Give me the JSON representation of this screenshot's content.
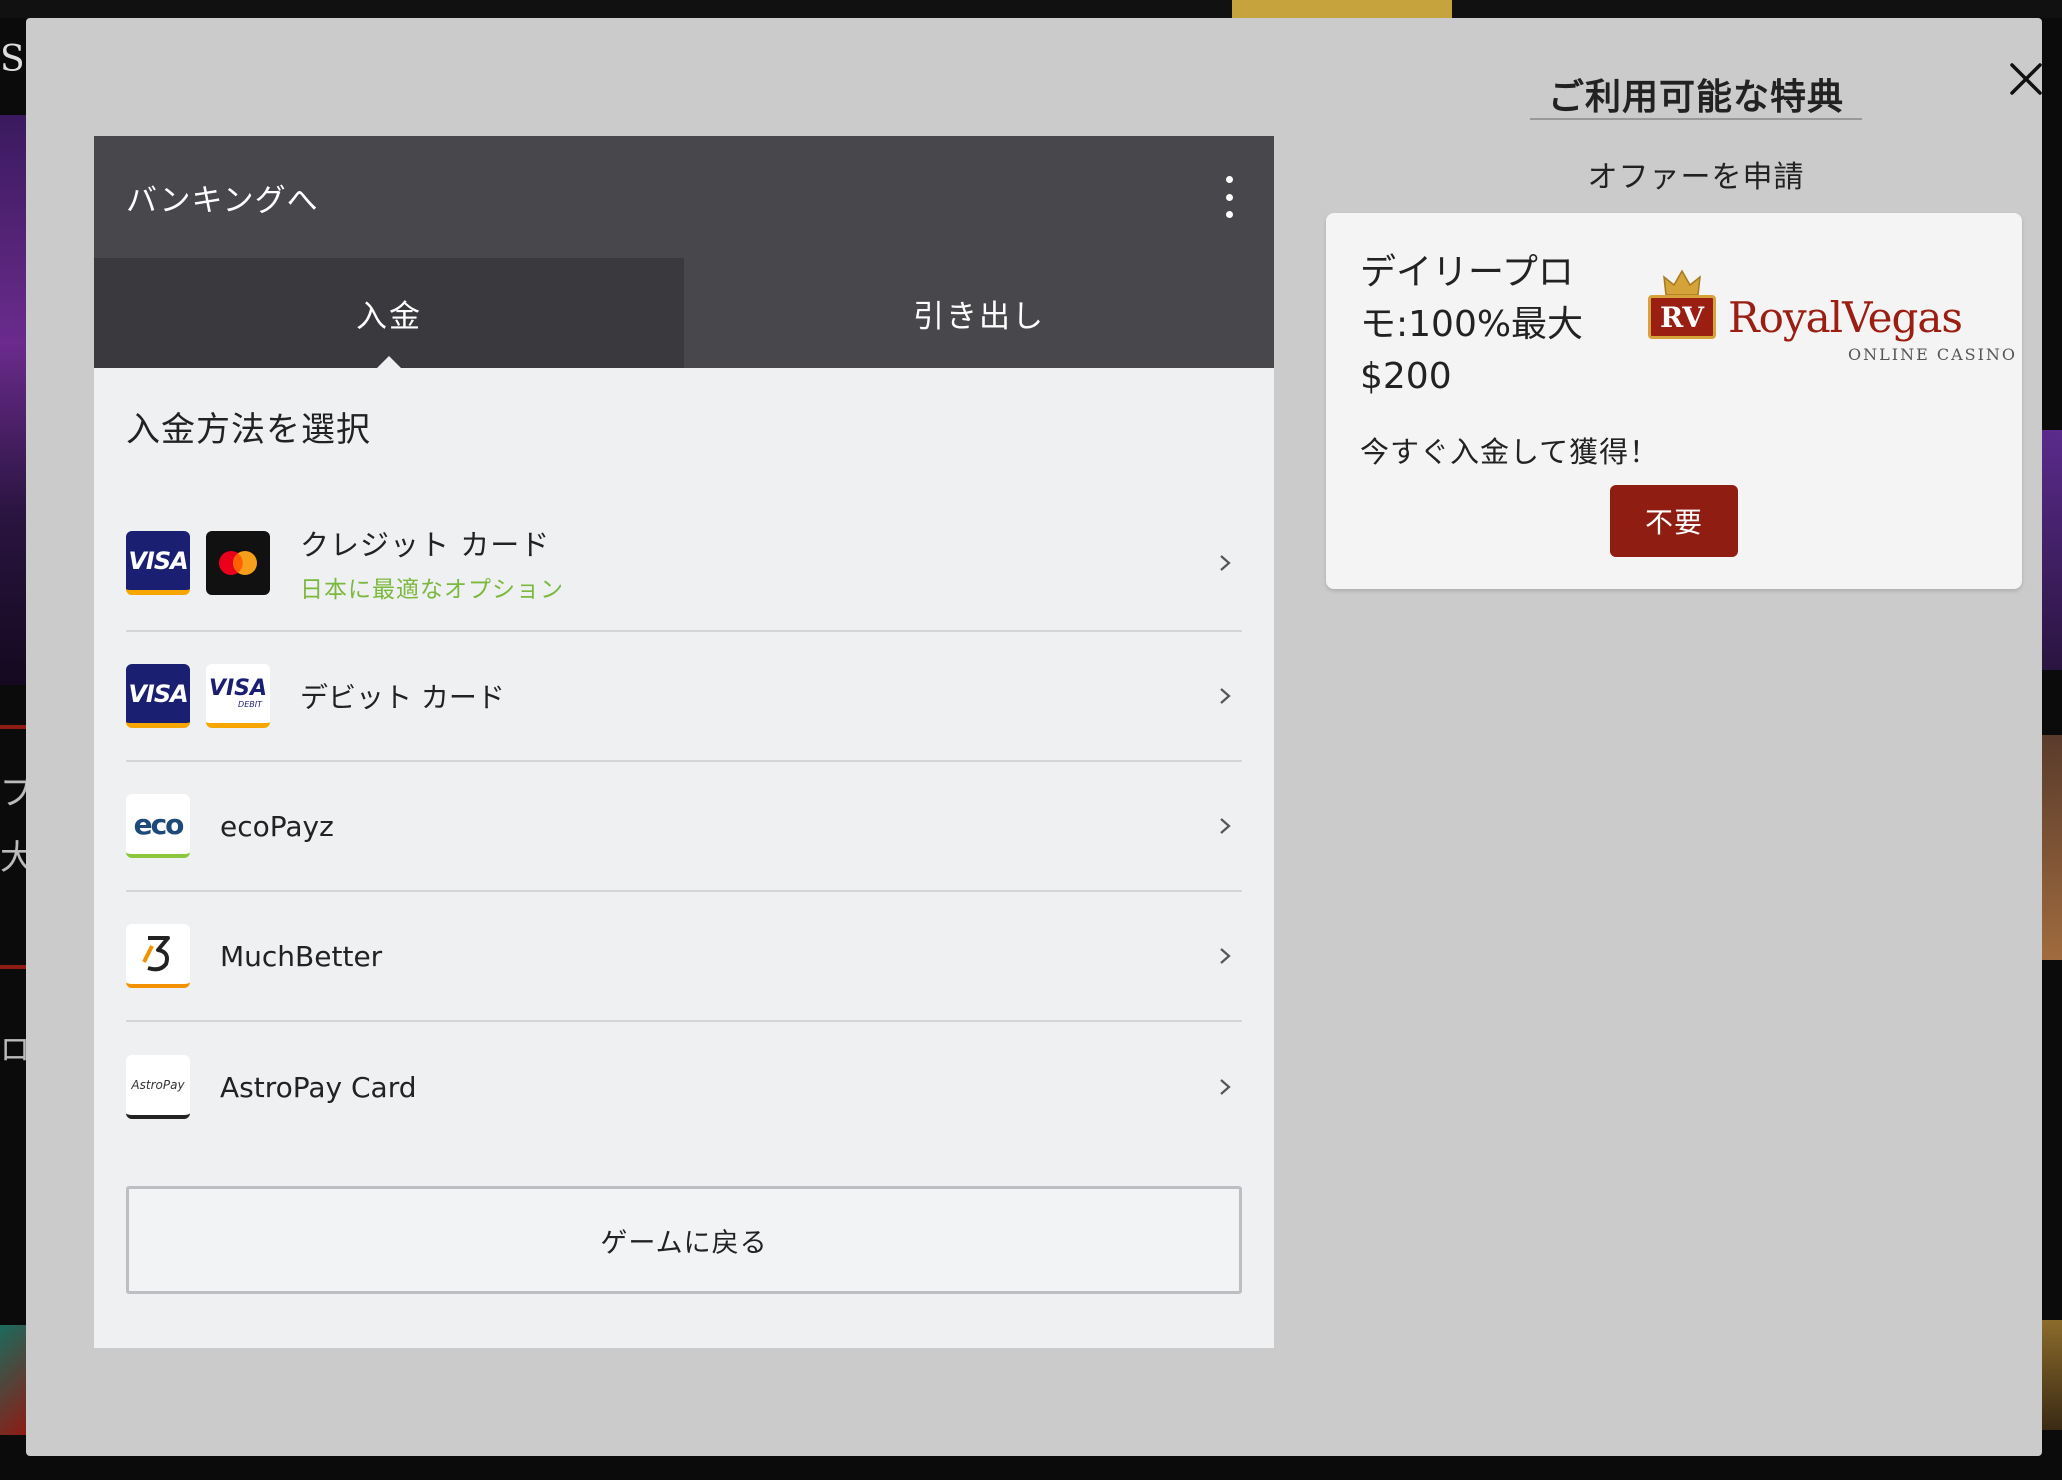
{
  "bg": {
    "logo_letter": "S",
    "left_text_1": "プロ",
    "left_text_2": "大",
    "left_text_3": "ロ"
  },
  "offers": {
    "title": "ご利用可能な特典",
    "link": "オファーを申請",
    "card": {
      "name": "デイリープロモ:100%最大$200",
      "description": "今すぐ入金して獲得！",
      "decline_label": "不要",
      "brand": {
        "badge": "RV",
        "wordmark": "RoyalVegas",
        "sub": "ONLINE CASINO"
      }
    }
  },
  "banking": {
    "title": "バンキングへ",
    "tabs": [
      {
        "label": "入金",
        "active": true
      },
      {
        "label": "引き出し",
        "active": false
      }
    ],
    "section_title": "入金方法を選択",
    "methods": [
      {
        "name": "クレジット カード",
        "sub": "日本に最適なオプション",
        "icons": [
          "visa-icon",
          "mastercard-icon"
        ]
      },
      {
        "name": "デビット カード",
        "icons": [
          "visa-icon",
          "visa-debit-icon"
        ]
      },
      {
        "name": "ecoPayz",
        "icons": [
          "ecopayz-icon"
        ]
      },
      {
        "name": "MuchBetter",
        "icons": [
          "muchbetter-icon"
        ]
      },
      {
        "name": "AstroPay Card",
        "icons": [
          "astropay-icon"
        ]
      }
    ],
    "back_label": "ゲームに戻る"
  },
  "logos": {
    "visa": "VISA",
    "visa_debit_word": "DEBIT",
    "eco": "eco",
    "astropay": "AstroPay"
  },
  "colors": {
    "header_bg": "#48474c",
    "tab_active_bg": "#3a393d",
    "accent_green": "#7cb83e",
    "decline_red": "#8f1d12",
    "modal_bg": "#cbcbcb"
  }
}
════════════════
Task instructions => Return all the entries word for word, but omit any pictures they contain.

Final result =>
Give me the JSON representation of this screenshot's content.
{
  "bg": {
    "logo_letter": "S",
    "left_text_1": "プロ",
    "left_text_2": "大",
    "left_text_3": "ロ"
  },
  "offers": {
    "title": "ご利用可能な特典",
    "link": "オファーを申請",
    "card": {
      "name": "デイリープロモ:100%最大$200",
      "description": "今すぐ入金して獲得！",
      "decline_label": "不要",
      "brand": {
        "badge": "RV",
        "wordmark": "RoyalVegas",
        "sub": "ONLINE CASINO"
      }
    }
  },
  "banking": {
    "title": "バンキングへ",
    "tabs": [
      {
        "label": "入金",
        "active": true
      },
      {
        "label": "引き出し",
        "active": false
      }
    ],
    "section_title": "入金方法を選択",
    "methods": [
      {
        "name": "クレジット カード",
        "sub": "日本に最適なオプション",
        "icons": [
          "visa-icon",
          "mastercard-icon"
        ]
      },
      {
        "name": "デビット カード",
        "icons": [
          "visa-icon",
          "visa-debit-icon"
        ]
      },
      {
        "name": "ecoPayz",
        "icons": [
          "ecopayz-icon"
        ]
      },
      {
        "name": "MuchBetter",
        "icons": [
          "muchbetter-icon"
        ]
      },
      {
        "name": "AstroPay Card",
        "icons": [
          "astropay-icon"
        ]
      }
    ],
    "back_label": "ゲームに戻る"
  },
  "logos": {
    "visa": "VISA",
    "visa_debit_word": "DEBIT",
    "eco": "eco",
    "astropay": "AstroPay"
  },
  "colors": {
    "header_bg": "#48474c",
    "tab_active_bg": "#3a393d",
    "accent_green": "#7cb83e",
    "decline_red": "#8f1d12",
    "modal_bg": "#cbcbcb"
  }
}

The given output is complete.